• **What the exercise asks**:
Write out all lines holding the word "background".
======== Stored records
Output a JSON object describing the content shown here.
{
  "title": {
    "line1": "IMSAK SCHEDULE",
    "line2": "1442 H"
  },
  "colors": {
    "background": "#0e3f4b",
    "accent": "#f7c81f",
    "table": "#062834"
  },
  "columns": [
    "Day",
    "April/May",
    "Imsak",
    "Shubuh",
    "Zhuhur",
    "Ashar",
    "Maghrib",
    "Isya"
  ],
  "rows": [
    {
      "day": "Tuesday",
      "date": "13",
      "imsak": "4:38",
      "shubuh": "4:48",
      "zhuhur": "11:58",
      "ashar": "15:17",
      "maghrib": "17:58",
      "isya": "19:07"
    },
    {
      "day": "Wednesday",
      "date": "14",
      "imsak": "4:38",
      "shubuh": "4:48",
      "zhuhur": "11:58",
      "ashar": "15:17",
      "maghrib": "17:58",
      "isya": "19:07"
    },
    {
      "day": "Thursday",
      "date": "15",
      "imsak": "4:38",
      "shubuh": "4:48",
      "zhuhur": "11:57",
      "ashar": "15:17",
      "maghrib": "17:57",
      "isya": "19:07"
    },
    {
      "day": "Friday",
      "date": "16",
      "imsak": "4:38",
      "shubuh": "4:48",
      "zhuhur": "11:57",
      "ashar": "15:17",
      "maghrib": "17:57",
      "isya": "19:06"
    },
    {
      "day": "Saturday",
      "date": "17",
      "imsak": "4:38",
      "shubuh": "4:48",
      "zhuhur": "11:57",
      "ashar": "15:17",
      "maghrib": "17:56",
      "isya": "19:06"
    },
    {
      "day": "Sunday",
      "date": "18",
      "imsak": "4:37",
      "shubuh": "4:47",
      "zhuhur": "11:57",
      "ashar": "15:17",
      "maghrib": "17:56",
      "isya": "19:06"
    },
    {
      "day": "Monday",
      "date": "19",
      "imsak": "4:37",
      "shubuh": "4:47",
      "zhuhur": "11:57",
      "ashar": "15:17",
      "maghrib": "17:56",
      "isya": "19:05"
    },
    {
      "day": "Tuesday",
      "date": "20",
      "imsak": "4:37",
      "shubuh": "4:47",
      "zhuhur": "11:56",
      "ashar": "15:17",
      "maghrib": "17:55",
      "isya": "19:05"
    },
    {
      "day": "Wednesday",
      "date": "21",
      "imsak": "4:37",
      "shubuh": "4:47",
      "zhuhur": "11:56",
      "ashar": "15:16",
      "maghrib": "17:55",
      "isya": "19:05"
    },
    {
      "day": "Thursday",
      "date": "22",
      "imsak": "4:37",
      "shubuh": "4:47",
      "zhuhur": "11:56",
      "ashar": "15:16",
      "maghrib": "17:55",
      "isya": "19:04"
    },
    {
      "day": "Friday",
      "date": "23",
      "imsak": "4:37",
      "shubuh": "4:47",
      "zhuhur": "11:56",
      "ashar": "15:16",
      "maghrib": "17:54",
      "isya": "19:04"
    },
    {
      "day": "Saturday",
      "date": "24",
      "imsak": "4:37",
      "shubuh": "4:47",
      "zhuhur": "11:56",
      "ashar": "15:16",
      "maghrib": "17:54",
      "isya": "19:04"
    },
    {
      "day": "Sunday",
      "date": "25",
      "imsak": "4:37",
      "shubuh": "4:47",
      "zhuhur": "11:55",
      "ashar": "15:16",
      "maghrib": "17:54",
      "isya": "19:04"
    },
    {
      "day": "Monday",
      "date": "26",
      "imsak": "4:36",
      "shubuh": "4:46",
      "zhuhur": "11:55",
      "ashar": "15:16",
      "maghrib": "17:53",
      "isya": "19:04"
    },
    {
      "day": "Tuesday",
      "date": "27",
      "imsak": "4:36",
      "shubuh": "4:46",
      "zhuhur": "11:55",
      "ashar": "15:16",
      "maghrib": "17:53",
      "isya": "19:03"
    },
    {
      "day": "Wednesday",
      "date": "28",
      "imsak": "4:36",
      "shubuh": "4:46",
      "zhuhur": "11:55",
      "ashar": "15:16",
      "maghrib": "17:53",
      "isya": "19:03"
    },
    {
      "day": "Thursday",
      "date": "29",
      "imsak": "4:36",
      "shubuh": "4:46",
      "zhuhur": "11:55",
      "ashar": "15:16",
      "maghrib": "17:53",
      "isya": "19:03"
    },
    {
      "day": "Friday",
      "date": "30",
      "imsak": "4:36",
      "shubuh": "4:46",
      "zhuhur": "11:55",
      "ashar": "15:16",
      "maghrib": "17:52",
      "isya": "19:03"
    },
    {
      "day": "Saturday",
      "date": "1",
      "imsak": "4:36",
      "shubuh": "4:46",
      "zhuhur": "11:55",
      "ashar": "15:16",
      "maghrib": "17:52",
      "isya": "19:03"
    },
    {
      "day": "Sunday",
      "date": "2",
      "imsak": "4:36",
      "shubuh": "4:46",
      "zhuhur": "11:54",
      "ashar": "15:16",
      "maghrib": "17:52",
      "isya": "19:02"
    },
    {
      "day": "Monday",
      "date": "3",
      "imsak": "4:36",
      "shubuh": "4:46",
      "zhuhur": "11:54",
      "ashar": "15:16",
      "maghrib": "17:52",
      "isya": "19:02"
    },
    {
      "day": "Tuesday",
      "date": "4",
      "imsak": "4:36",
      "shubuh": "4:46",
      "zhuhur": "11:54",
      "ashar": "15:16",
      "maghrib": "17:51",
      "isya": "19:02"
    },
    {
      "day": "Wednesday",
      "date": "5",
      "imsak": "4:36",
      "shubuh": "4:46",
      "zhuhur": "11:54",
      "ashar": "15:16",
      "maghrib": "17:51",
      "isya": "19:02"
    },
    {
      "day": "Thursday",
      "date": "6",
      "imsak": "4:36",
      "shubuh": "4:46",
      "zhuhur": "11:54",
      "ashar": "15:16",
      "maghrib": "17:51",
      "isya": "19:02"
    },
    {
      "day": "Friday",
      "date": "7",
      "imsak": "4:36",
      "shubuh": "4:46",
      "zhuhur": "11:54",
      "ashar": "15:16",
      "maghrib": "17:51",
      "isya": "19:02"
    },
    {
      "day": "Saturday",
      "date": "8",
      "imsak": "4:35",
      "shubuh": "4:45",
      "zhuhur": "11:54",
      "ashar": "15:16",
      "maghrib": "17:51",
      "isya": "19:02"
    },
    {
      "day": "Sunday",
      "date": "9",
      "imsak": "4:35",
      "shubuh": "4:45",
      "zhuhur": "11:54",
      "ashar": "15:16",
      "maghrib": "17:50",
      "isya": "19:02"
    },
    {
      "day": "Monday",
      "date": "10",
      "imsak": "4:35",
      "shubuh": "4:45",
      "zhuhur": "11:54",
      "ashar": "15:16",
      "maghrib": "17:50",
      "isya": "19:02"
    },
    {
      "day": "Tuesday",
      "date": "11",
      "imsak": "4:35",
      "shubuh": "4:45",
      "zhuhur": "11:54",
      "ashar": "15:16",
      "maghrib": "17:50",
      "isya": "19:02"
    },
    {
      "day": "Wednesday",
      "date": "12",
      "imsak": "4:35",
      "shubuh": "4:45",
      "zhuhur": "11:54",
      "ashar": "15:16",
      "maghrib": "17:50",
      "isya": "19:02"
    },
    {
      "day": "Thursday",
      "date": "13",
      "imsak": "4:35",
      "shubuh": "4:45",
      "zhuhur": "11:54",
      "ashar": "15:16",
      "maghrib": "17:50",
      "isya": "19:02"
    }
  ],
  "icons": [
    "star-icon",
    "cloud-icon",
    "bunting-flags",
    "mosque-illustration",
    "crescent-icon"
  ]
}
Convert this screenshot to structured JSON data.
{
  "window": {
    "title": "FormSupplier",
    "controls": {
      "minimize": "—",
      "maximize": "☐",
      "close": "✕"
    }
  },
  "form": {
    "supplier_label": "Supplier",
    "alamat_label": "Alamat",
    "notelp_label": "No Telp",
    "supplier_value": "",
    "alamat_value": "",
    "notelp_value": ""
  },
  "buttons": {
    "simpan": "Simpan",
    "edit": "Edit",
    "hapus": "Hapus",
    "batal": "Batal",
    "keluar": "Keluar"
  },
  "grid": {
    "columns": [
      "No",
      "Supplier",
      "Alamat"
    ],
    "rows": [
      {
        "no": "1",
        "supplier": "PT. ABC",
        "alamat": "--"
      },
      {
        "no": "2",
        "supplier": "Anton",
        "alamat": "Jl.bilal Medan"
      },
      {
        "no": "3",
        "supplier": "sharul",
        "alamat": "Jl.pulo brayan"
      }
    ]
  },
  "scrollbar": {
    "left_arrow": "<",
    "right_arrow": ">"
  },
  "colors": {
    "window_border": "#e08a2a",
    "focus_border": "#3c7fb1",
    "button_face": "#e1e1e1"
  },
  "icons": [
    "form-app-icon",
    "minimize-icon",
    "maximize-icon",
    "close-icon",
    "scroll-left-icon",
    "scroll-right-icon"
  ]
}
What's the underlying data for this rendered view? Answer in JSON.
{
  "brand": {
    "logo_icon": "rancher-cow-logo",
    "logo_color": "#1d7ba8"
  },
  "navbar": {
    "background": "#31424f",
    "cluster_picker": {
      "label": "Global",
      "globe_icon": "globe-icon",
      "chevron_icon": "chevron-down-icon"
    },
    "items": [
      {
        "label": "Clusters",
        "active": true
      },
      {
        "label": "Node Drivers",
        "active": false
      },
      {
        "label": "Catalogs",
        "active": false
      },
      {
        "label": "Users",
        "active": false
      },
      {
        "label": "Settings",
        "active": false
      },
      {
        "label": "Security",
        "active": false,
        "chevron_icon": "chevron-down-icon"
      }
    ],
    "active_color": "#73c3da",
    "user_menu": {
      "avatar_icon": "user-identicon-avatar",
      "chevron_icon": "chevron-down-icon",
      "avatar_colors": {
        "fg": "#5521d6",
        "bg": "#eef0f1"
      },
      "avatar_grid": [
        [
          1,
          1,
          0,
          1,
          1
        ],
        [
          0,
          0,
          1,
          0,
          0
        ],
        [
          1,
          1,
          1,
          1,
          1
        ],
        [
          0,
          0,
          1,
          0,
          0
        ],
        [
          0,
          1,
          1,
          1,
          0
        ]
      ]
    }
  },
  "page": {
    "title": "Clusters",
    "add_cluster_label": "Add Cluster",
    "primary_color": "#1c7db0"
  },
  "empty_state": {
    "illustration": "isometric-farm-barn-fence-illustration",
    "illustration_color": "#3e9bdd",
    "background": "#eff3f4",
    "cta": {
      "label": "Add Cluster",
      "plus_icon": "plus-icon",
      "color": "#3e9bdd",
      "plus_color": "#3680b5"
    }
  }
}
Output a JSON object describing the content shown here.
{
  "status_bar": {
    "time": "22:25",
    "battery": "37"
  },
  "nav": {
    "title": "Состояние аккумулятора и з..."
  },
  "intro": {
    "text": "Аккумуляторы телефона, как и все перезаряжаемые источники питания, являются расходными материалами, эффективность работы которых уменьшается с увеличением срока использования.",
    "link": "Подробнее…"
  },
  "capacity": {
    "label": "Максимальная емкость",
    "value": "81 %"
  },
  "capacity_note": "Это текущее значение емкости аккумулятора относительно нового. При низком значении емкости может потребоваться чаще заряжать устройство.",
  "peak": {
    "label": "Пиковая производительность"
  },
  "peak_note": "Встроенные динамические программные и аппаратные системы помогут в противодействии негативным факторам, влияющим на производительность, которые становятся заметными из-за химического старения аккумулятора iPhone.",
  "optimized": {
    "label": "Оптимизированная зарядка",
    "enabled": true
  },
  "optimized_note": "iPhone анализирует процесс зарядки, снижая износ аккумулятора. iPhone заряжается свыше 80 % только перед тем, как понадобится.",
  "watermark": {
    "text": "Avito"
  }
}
================
• **Result of this exercise**:
    "background": "#0e3f4b",
    "background": "#31424f",
    "background": "#eff3f4",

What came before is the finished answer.